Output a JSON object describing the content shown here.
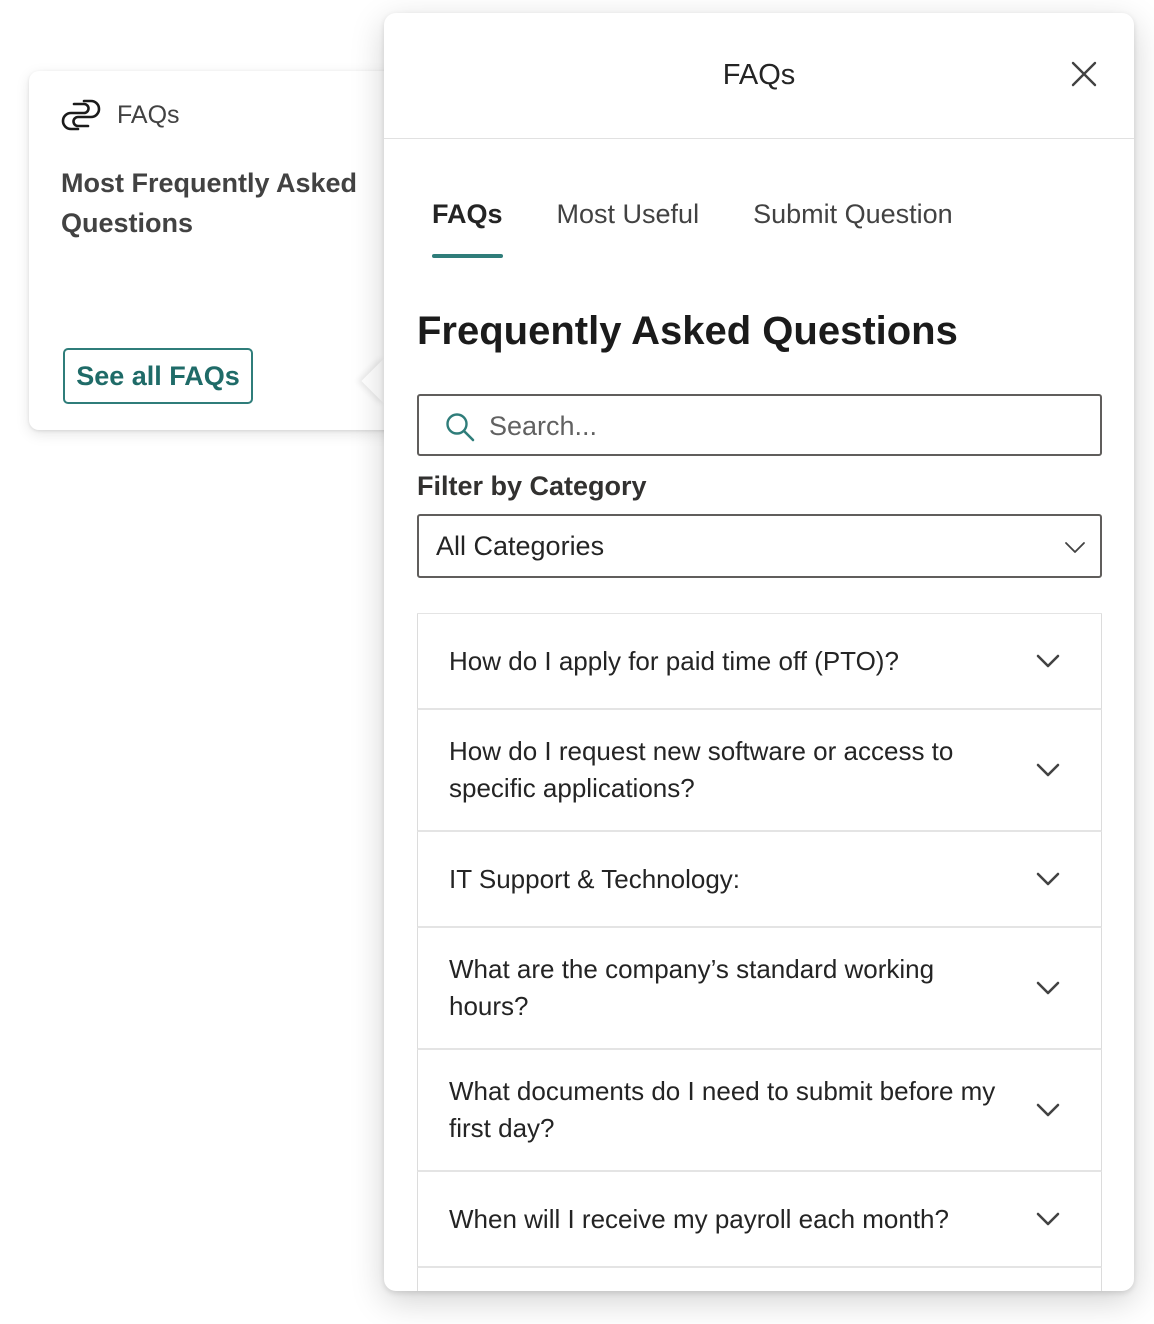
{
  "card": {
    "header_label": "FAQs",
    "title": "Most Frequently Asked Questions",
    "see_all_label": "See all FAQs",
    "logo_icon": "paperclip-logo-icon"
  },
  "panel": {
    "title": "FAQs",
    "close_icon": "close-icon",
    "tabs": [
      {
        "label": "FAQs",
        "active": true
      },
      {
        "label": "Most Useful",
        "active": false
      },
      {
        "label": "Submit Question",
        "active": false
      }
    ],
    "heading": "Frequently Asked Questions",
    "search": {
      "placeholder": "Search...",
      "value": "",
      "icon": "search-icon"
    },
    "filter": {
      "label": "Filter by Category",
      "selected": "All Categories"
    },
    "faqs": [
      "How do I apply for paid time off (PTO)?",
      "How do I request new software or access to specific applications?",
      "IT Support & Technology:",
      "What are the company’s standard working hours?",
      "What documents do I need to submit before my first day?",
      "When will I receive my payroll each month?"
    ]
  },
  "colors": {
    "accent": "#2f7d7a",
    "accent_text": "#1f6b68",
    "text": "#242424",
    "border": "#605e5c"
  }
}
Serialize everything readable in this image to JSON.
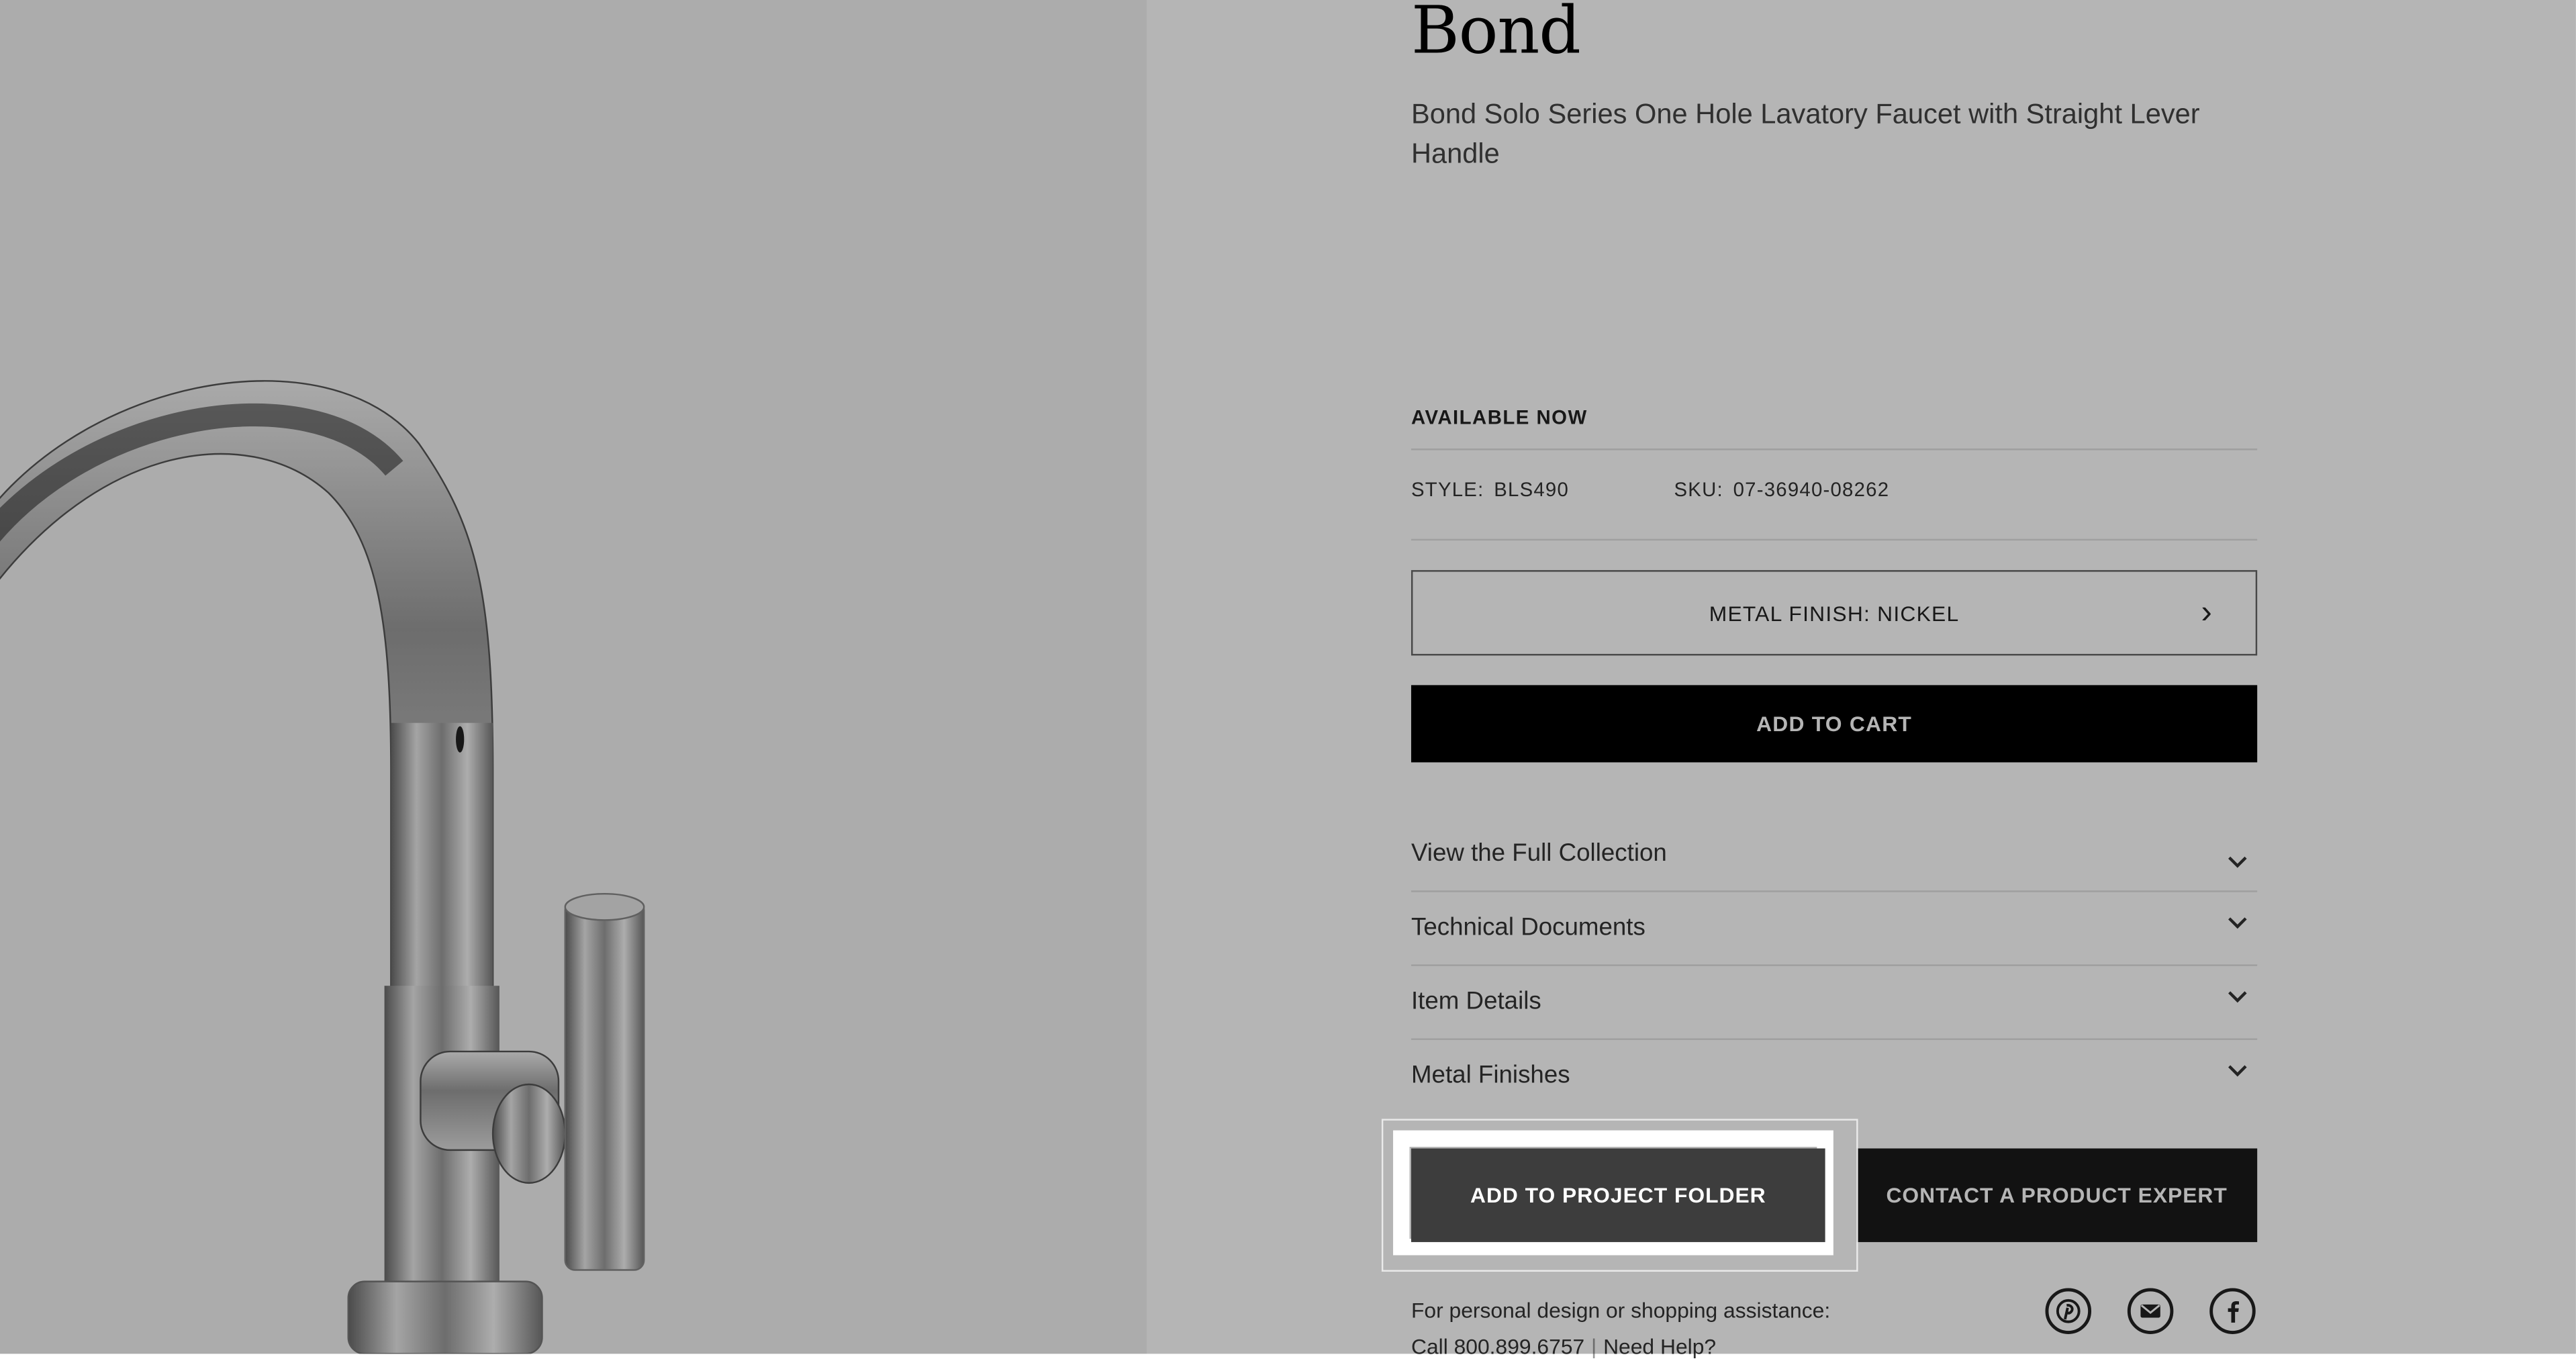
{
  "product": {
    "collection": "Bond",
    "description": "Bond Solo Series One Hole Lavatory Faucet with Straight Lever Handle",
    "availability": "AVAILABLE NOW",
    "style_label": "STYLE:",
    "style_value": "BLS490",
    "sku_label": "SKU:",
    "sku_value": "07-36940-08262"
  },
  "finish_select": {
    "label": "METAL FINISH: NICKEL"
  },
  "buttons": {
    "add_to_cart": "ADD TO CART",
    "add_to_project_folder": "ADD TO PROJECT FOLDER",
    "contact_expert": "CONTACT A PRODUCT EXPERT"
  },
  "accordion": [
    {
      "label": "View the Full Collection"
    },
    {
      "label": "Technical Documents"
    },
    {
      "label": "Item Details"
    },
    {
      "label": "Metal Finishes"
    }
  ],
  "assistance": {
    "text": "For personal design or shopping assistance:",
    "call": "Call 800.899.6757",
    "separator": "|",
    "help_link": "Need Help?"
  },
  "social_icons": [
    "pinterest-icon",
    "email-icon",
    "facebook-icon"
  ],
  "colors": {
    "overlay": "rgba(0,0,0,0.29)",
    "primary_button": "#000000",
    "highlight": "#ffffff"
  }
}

> **The task**:
Write out the full set of lines verbatim, without the pictures.

> **Task solution**:
Output a JSON object describing the content shown here.
{
  "card": {
    "header_label": "FAQs",
    "title": "Most Frequently Asked Questions",
    "see_all_label": "See all FAQs",
    "logo_icon": "paperclip-logo-icon"
  },
  "panel": {
    "title": "FAQs",
    "close_icon": "close-icon",
    "tabs": [
      {
        "label": "FAQs",
        "active": true
      },
      {
        "label": "Most Useful",
        "active": false
      },
      {
        "label": "Submit Question",
        "active": false
      }
    ],
    "heading": "Frequently Asked Questions",
    "search": {
      "placeholder": "Search...",
      "value": "",
      "icon": "search-icon"
    },
    "filter": {
      "label": "Filter by Category",
      "selected": "All Categories"
    },
    "faqs": [
      "How do I apply for paid time off (PTO)?",
      "How do I request new software or access to specific applications?",
      "IT Support & Technology:",
      "What are the company’s standard working hours?",
      "What documents do I need to submit before my first day?",
      "When will I receive my payroll each month?"
    ]
  },
  "colors": {
    "accent": "#2f7d7a",
    "accent_text": "#1f6b68",
    "text": "#242424",
    "border": "#605e5c"
  }
}
Serialize everything readable in this image to JSON.
{
  "product": {
    "collection": "Bond",
    "description": "Bond Solo Series One Hole Lavatory Faucet with Straight Lever Handle",
    "availability": "AVAILABLE NOW",
    "style_label": "STYLE:",
    "style_value": "BLS490",
    "sku_label": "SKU:",
    "sku_value": "07-36940-08262"
  },
  "finish_select": {
    "label": "METAL FINISH: NICKEL"
  },
  "buttons": {
    "add_to_cart": "ADD TO CART",
    "add_to_project_folder": "ADD TO PROJECT FOLDER",
    "contact_expert": "CONTACT A PRODUCT EXPERT"
  },
  "accordion": [
    {
      "label": "View the Full Collection"
    },
    {
      "label": "Technical Documents"
    },
    {
      "label": "Item Details"
    },
    {
      "label": "Metal Finishes"
    }
  ],
  "assistance": {
    "text": "For personal design or shopping assistance:",
    "call": "Call 800.899.6757",
    "separator": "|",
    "help_link": "Need Help?"
  },
  "social_icons": [
    "pinterest-icon",
    "email-icon",
    "facebook-icon"
  ],
  "colors": {
    "overlay": "rgba(0,0,0,0.29)",
    "primary_button": "#000000",
    "highlight": "#ffffff"
  }
}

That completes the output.